Records supplied:
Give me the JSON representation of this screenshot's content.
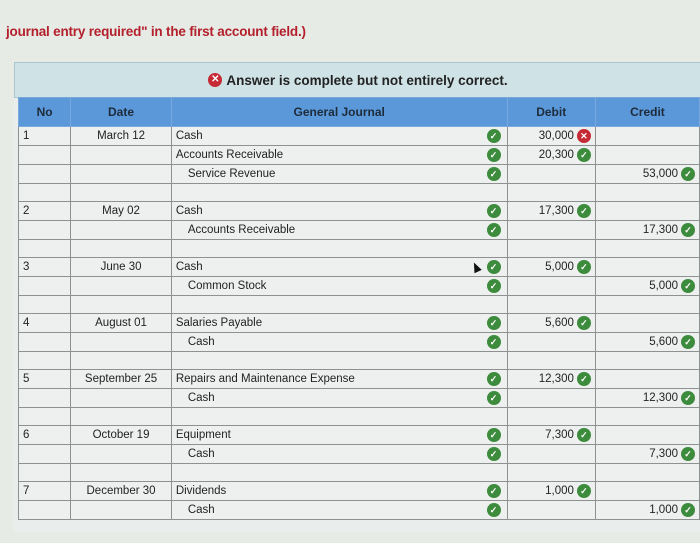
{
  "instruction_text": "journal entry required\" in the first account field.)",
  "banner": {
    "status_icon": "x-circle-icon",
    "message": "Answer is complete but not entirely correct."
  },
  "columns": {
    "no": "No",
    "date": "Date",
    "journal": "General Journal",
    "debit": "Debit",
    "credit": "Credit"
  },
  "colors": {
    "header_blue": "#5b98d9",
    "correct_green": "#3d8b3d",
    "incorrect_red": "#c62a35",
    "instruction_red": "#b3202c"
  },
  "entries": [
    {
      "no": "1",
      "date": "March 12",
      "lines": [
        {
          "account": "Cash",
          "indent": false,
          "account_status": "correct",
          "debit": "30,000",
          "debit_status": "incorrect",
          "credit": "",
          "credit_status": ""
        },
        {
          "account": "Accounts Receivable",
          "indent": false,
          "account_status": "correct",
          "debit": "20,300",
          "debit_status": "correct",
          "credit": "",
          "credit_status": ""
        },
        {
          "account": "Service Revenue",
          "indent": true,
          "account_status": "correct",
          "debit": "",
          "debit_status": "",
          "credit": "53,000",
          "credit_status": "correct"
        }
      ]
    },
    {
      "no": "2",
      "date": "May 02",
      "lines": [
        {
          "account": "Cash",
          "indent": false,
          "account_status": "correct",
          "debit": "17,300",
          "debit_status": "correct",
          "credit": "",
          "credit_status": ""
        },
        {
          "account": "Accounts Receivable",
          "indent": true,
          "account_status": "correct",
          "debit": "",
          "debit_status": "",
          "credit": "17,300",
          "credit_status": "correct"
        }
      ]
    },
    {
      "no": "3",
      "date": "June 30",
      "lines": [
        {
          "account": "Cash",
          "indent": false,
          "account_status": "correct",
          "debit": "5,000",
          "debit_status": "correct",
          "credit": "",
          "credit_status": ""
        },
        {
          "account": "Common Stock",
          "indent": true,
          "account_status": "correct",
          "debit": "",
          "debit_status": "",
          "credit": "5,000",
          "credit_status": "correct"
        }
      ]
    },
    {
      "no": "4",
      "date": "August 01",
      "lines": [
        {
          "account": "Salaries Payable",
          "indent": false,
          "account_status": "correct",
          "debit": "5,600",
          "debit_status": "correct",
          "credit": "",
          "credit_status": ""
        },
        {
          "account": "Cash",
          "indent": true,
          "account_status": "correct",
          "debit": "",
          "debit_status": "",
          "credit": "5,600",
          "credit_status": "correct"
        }
      ]
    },
    {
      "no": "5",
      "date": "September 25",
      "lines": [
        {
          "account": "Repairs and Maintenance Expense",
          "indent": false,
          "account_status": "correct",
          "debit": "12,300",
          "debit_status": "correct",
          "credit": "",
          "credit_status": ""
        },
        {
          "account": "Cash",
          "indent": true,
          "account_status": "correct",
          "debit": "",
          "debit_status": "",
          "credit": "12,300",
          "credit_status": "correct"
        }
      ]
    },
    {
      "no": "6",
      "date": "October 19",
      "lines": [
        {
          "account": "Equipment",
          "indent": false,
          "account_status": "correct",
          "debit": "7,300",
          "debit_status": "correct",
          "credit": "",
          "credit_status": ""
        },
        {
          "account": "Cash",
          "indent": true,
          "account_status": "correct",
          "debit": "",
          "debit_status": "",
          "credit": "7,300",
          "credit_status": "correct"
        }
      ]
    },
    {
      "no": "7",
      "date": "December 30",
      "lines": [
        {
          "account": "Dividends",
          "indent": false,
          "account_status": "correct",
          "debit": "1,000",
          "debit_status": "correct",
          "credit": "",
          "credit_status": ""
        },
        {
          "account": "Cash",
          "indent": true,
          "account_status": "correct",
          "debit": "",
          "debit_status": "",
          "credit": "1,000",
          "credit_status": "correct"
        }
      ]
    }
  ]
}
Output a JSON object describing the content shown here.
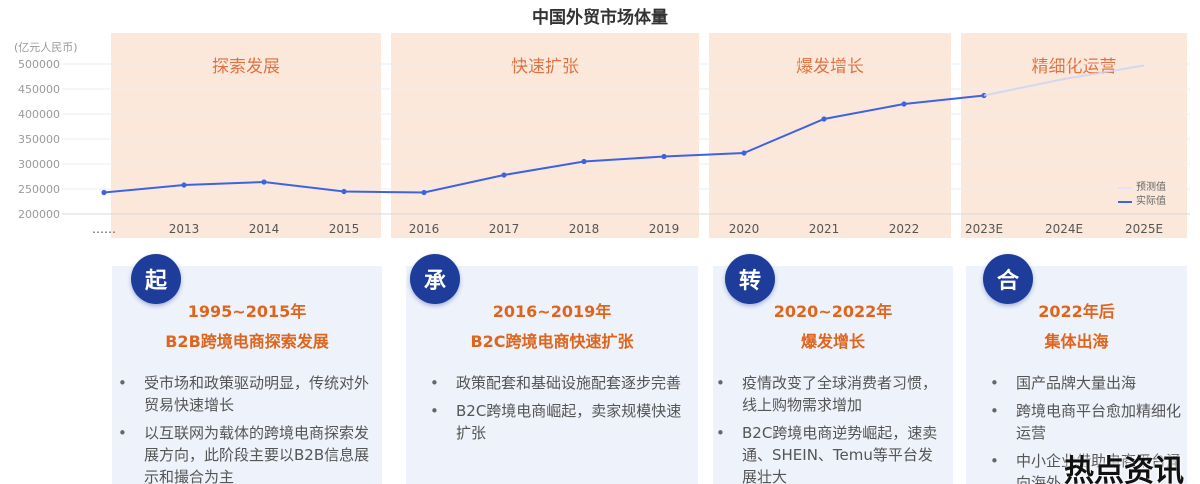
{
  "title": "中国外贸市场体量",
  "yunit": "(亿元人民币)",
  "phases": [
    {
      "label": "探索发展"
    },
    {
      "label": "快速扩张"
    },
    {
      "label": "爆发增长"
    },
    {
      "label": "精细化运营"
    }
  ],
  "legend": {
    "forecast": "预测值",
    "actual": "实际值"
  },
  "colors": {
    "actual": "#3f63e0",
    "forecast": "#c9d3f3",
    "accent": "#e0651c",
    "badge": "#1e3c9a",
    "phase": "#fad6be"
  },
  "chart_data": {
    "type": "line",
    "title": "中国外贸市场体量",
    "ylabel": "(亿元人民币)",
    "ylim": [
      200000,
      500000
    ],
    "yticks": [
      200000,
      250000,
      300000,
      350000,
      400000,
      450000,
      500000
    ],
    "categories": [
      "……",
      "2013",
      "2014",
      "2015",
      "2016",
      "2017",
      "2018",
      "2019",
      "2020",
      "2021",
      "2022",
      "2023E",
      "2024E",
      "2025E"
    ],
    "series": [
      {
        "name": "实际值",
        "values": [
          243000,
          258000,
          264000,
          245000,
          243000,
          278000,
          305000,
          315000,
          322000,
          390000,
          420000,
          437000,
          null,
          null
        ]
      },
      {
        "name": "预测值",
        "values": [
          null,
          null,
          null,
          null,
          null,
          null,
          null,
          null,
          null,
          null,
          null,
          437000,
          470000,
          497000
        ]
      }
    ],
    "legend_position": "right"
  },
  "cards": [
    {
      "badge": "起",
      "date": "1995~2015年",
      "subtitle": "B2B跨境电商探索发展",
      "bullets": [
        "受市场和政策驱动明显，传统对外贸易快速增长",
        "以互联网为载体的跨境电商探索发展方向，此阶段主要以B2B信息展示和撮合为主"
      ]
    },
    {
      "badge": "承",
      "date": "2016~2019年",
      "subtitle": "B2C跨境电商快速扩张",
      "bullets": [
        "政策配套和基础设施配套逐步完善",
        "B2C跨境电商崛起，卖家规模快速扩张"
      ]
    },
    {
      "badge": "转",
      "date": "2020~2022年",
      "subtitle": "爆发增长",
      "bullets": [
        "疫情改变了全球消费者习惯，线上购物需求增加",
        "B2C跨境电商逆势崛起，速卖通、SHEIN、Temu等平台发展壮大"
      ]
    },
    {
      "badge": "合",
      "date": "2022年后",
      "subtitle": "集体出海",
      "bullets": [
        "国产品牌大量出海",
        "跨境电商平台愈加精细化运营",
        "中小企业借助电商平台涌向海外"
      ]
    }
  ],
  "watermark": "热点资讯"
}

Requirements: Skip every picture and transcribe the data above exactly.

Completed task:
Give me the JSON representation of this screenshot's content.
{
  "instruction_text": "journal entry required\" in the first account field.)",
  "banner": {
    "status_icon": "x-circle-icon",
    "message": "Answer is complete but not entirely correct."
  },
  "columns": {
    "no": "No",
    "date": "Date",
    "journal": "General Journal",
    "debit": "Debit",
    "credit": "Credit"
  },
  "colors": {
    "header_blue": "#5b98d9",
    "correct_green": "#3d8b3d",
    "incorrect_red": "#c62a35",
    "instruction_red": "#b3202c"
  },
  "entries": [
    {
      "no": "1",
      "date": "March 12",
      "lines": [
        {
          "account": "Cash",
          "indent": false,
          "account_status": "correct",
          "debit": "30,000",
          "debit_status": "incorrect",
          "credit": "",
          "credit_status": ""
        },
        {
          "account": "Accounts Receivable",
          "indent": false,
          "account_status": "correct",
          "debit": "20,300",
          "debit_status": "correct",
          "credit": "",
          "credit_status": ""
        },
        {
          "account": "Service Revenue",
          "indent": true,
          "account_status": "correct",
          "debit": "",
          "debit_status": "",
          "credit": "53,000",
          "credit_status": "correct"
        }
      ]
    },
    {
      "no": "2",
      "date": "May 02",
      "lines": [
        {
          "account": "Cash",
          "indent": false,
          "account_status": "correct",
          "debit": "17,300",
          "debit_status": "correct",
          "credit": "",
          "credit_status": ""
        },
        {
          "account": "Accounts Receivable",
          "indent": true,
          "account_status": "correct",
          "debit": "",
          "debit_status": "",
          "credit": "17,300",
          "credit_status": "correct"
        }
      ]
    },
    {
      "no": "3",
      "date": "June 30",
      "lines": [
        {
          "account": "Cash",
          "indent": false,
          "account_status": "correct",
          "debit": "5,000",
          "debit_status": "correct",
          "credit": "",
          "credit_status": ""
        },
        {
          "account": "Common Stock",
          "indent": true,
          "account_status": "correct",
          "debit": "",
          "debit_status": "",
          "credit": "5,000",
          "credit_status": "correct"
        }
      ]
    },
    {
      "no": "4",
      "date": "August 01",
      "lines": [
        {
          "account": "Salaries Payable",
          "indent": false,
          "account_status": "correct",
          "debit": "5,600",
          "debit_status": "correct",
          "credit": "",
          "credit_status": ""
        },
        {
          "account": "Cash",
          "indent": true,
          "account_status": "correct",
          "debit": "",
          "debit_status": "",
          "credit": "5,600",
          "credit_status": "correct"
        }
      ]
    },
    {
      "no": "5",
      "date": "September 25",
      "lines": [
        {
          "account": "Repairs and Maintenance Expense",
          "indent": false,
          "account_status": "correct",
          "debit": "12,300",
          "debit_status": "correct",
          "credit": "",
          "credit_status": ""
        },
        {
          "account": "Cash",
          "indent": true,
          "account_status": "correct",
          "debit": "",
          "debit_status": "",
          "credit": "12,300",
          "credit_status": "correct"
        }
      ]
    },
    {
      "no": "6",
      "date": "October 19",
      "lines": [
        {
          "account": "Equipment",
          "indent": false,
          "account_status": "correct",
          "debit": "7,300",
          "debit_status": "correct",
          "credit": "",
          "credit_status": ""
        },
        {
          "account": "Cash",
          "indent": true,
          "account_status": "correct",
          "debit": "",
          "debit_status": "",
          "credit": "7,300",
          "credit_status": "correct"
        }
      ]
    },
    {
      "no": "7",
      "date": "December 30",
      "lines": [
        {
          "account": "Dividends",
          "indent": false,
          "account_status": "correct",
          "debit": "1,000",
          "debit_status": "correct",
          "credit": "",
          "credit_status": ""
        },
        {
          "account": "Cash",
          "indent": true,
          "account_status": "correct",
          "debit": "",
          "debit_status": "",
          "credit": "1,000",
          "credit_status": "correct"
        }
      ]
    }
  ]
}
Output a JSON object describing the content shown here.
{
  "title": "中国外贸市场体量",
  "yunit": "(亿元人民币)",
  "phases": [
    {
      "label": "探索发展"
    },
    {
      "label": "快速扩张"
    },
    {
      "label": "爆发增长"
    },
    {
      "label": "精细化运营"
    }
  ],
  "legend": {
    "forecast": "预测值",
    "actual": "实际值"
  },
  "colors": {
    "actual": "#3f63e0",
    "forecast": "#c9d3f3",
    "accent": "#e0651c",
    "badge": "#1e3c9a",
    "phase": "#fad6be"
  },
  "chart_data": {
    "type": "line",
    "title": "中国外贸市场体量",
    "ylabel": "(亿元人民币)",
    "ylim": [
      200000,
      500000
    ],
    "yticks": [
      200000,
      250000,
      300000,
      350000,
      400000,
      450000,
      500000
    ],
    "categories": [
      "……",
      "2013",
      "2014",
      "2015",
      "2016",
      "2017",
      "2018",
      "2019",
      "2020",
      "2021",
      "2022",
      "2023E",
      "2024E",
      "2025E"
    ],
    "series": [
      {
        "name": "实际值",
        "values": [
          243000,
          258000,
          264000,
          245000,
          243000,
          278000,
          305000,
          315000,
          322000,
          390000,
          420000,
          437000,
          null,
          null
        ]
      },
      {
        "name": "预测值",
        "values": [
          null,
          null,
          null,
          null,
          null,
          null,
          null,
          null,
          null,
          null,
          null,
          437000,
          470000,
          497000
        ]
      }
    ],
    "legend_position": "right"
  },
  "cards": [
    {
      "badge": "起",
      "date": "1995~2015年",
      "subtitle": "B2B跨境电商探索发展",
      "bullets": [
        "受市场和政策驱动明显，传统对外贸易快速增长",
        "以互联网为载体的跨境电商探索发展方向，此阶段主要以B2B信息展示和撮合为主"
      ]
    },
    {
      "badge": "承",
      "date": "2016~2019年",
      "subtitle": "B2C跨境电商快速扩张",
      "bullets": [
        "政策配套和基础设施配套逐步完善",
        "B2C跨境电商崛起，卖家规模快速扩张"
      ]
    },
    {
      "badge": "转",
      "date": "2020~2022年",
      "subtitle": "爆发增长",
      "bullets": [
        "疫情改变了全球消费者习惯，线上购物需求增加",
        "B2C跨境电商逆势崛起，速卖通、SHEIN、Temu等平台发展壮大"
      ]
    },
    {
      "badge": "合",
      "date": "2022年后",
      "subtitle": "集体出海",
      "bullets": [
        "国产品牌大量出海",
        "跨境电商平台愈加精细化运营",
        "中小企业借助电商平台涌向海外"
      ]
    }
  ],
  "watermark": "热点资讯"
}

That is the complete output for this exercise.